━━ DATA TO PROCESS ━━

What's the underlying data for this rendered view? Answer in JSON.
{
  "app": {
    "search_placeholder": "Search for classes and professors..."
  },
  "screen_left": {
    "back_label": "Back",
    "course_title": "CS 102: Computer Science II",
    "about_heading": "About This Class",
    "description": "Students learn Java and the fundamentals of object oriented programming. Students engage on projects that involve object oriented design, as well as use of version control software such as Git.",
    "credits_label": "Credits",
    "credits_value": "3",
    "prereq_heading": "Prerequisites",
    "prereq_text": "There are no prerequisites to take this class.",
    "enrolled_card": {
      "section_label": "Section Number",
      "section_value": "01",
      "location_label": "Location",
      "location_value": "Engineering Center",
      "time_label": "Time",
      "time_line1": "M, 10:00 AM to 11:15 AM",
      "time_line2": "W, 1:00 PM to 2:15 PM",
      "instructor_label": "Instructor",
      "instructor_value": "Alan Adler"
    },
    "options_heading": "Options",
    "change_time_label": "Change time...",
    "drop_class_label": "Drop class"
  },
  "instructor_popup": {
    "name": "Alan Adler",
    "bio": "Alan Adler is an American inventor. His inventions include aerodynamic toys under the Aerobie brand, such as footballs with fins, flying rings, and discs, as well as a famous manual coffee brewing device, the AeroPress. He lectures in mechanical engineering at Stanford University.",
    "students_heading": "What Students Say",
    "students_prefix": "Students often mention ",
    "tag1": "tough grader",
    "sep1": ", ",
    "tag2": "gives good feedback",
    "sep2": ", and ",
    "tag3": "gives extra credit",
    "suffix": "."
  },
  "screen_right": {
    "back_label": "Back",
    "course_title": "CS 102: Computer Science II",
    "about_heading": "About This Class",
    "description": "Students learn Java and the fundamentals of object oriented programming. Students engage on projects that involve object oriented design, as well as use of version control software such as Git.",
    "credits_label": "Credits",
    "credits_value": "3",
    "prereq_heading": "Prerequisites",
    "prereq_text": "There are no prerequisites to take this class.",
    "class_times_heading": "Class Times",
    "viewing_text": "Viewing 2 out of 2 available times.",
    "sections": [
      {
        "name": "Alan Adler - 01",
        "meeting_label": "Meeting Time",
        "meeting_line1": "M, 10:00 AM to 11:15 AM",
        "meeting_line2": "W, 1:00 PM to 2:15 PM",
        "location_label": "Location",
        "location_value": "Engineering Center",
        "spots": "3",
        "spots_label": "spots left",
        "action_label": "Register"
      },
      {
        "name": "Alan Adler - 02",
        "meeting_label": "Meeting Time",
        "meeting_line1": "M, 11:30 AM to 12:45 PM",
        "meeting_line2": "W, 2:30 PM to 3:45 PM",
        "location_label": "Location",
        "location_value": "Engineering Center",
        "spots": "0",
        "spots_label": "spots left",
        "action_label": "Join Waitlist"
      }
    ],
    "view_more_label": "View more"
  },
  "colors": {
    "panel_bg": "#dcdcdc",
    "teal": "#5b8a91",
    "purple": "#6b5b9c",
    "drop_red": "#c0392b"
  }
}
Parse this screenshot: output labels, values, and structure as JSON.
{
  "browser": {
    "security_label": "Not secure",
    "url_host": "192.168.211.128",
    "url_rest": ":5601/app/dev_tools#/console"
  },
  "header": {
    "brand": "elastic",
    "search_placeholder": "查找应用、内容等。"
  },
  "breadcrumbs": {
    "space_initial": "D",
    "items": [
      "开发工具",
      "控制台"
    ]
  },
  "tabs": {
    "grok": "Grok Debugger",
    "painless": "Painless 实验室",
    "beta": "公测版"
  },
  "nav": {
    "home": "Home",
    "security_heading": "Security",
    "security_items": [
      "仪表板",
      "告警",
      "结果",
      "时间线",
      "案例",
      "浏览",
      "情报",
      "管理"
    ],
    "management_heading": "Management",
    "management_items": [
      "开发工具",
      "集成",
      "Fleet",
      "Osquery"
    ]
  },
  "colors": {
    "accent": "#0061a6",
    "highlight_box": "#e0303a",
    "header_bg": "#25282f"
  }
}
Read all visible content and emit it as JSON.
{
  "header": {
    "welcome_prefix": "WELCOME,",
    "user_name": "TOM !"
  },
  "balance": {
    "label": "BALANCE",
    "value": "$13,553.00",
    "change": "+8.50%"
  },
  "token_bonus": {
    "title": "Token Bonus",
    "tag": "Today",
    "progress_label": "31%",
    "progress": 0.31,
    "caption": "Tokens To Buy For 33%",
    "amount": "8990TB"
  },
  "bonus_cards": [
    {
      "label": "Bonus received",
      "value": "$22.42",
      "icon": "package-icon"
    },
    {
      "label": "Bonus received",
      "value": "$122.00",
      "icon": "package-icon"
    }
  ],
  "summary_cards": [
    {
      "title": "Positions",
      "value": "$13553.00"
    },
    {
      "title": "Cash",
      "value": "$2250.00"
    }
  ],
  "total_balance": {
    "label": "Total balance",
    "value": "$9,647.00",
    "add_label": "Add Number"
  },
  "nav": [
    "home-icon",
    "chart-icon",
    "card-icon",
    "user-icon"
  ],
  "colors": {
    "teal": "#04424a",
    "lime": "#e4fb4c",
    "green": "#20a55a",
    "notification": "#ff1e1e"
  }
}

━━━

=== EXERCISE GOAL ===
Return each line that includes "Students".

=== REPLY ===
    "description": "Students learn Java and the fundamentals of object oriented programming. Students engage on projects that involve object oriented design, as well as use of version control software such as Git.",
    "students_heading": "What Students Say",
    "students_prefix": "Students often mention ",
    "description": "Students learn Java and the fundamentals of object oriented programming. Students engage on projects that involve object oriented design, as well as use of version control software such as Git.",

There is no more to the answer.